#### Supplied material ####

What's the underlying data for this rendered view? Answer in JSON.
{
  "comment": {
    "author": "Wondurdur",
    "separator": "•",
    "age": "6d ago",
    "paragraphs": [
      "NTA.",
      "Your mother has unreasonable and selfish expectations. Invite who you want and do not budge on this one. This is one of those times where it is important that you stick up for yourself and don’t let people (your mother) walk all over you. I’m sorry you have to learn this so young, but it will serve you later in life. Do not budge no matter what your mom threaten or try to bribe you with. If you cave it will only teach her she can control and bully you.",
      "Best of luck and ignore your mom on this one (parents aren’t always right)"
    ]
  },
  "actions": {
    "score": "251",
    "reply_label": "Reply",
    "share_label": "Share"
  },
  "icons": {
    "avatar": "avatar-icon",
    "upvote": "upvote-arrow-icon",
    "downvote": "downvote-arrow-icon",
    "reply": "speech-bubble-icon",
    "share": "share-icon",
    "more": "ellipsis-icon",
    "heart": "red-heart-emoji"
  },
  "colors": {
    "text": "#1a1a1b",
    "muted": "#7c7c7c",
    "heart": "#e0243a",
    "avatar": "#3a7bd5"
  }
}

####

• _What you need to do_
Retype the data in full and match it exactly.

• _Result of the exercise_
What's the underlying data for this rendered view? Answer in JSON.
{
  "comment": {
    "author": "Wondurdur",
    "separator": "•",
    "age": "6d ago",
    "paragraphs": [
      "NTA.",
      "Your mother has unreasonable and selfish expectations. Invite who you want and do not budge on this one. This is one of those times where it is important that you stick up for yourself and don’t let people (your mother) walk all over you. I’m sorry you have to learn this so young, but it will serve you later in life. Do not budge no matter what your mom threaten or try to bribe you with. If you cave it will only teach her she can control and bully you.",
      "Best of luck and ignore your mom on this one (parents aren’t always right)"
    ]
  },
  "actions": {
    "score": "251",
    "reply_label": "Reply",
    "share_label": "Share"
  },
  "icons": {
    "avatar": "avatar-icon",
    "upvote": "upvote-arrow-icon",
    "downvote": "downvote-arrow-icon",
    "reply": "speech-bubble-icon",
    "share": "share-icon",
    "more": "ellipsis-icon",
    "heart": "red-heart-emoji"
  },
  "colors": {
    "text": "#1a1a1b",
    "muted": "#7c7c7c",
    "heart": "#e0243a",
    "avatar": "#3a7bd5"
  }
}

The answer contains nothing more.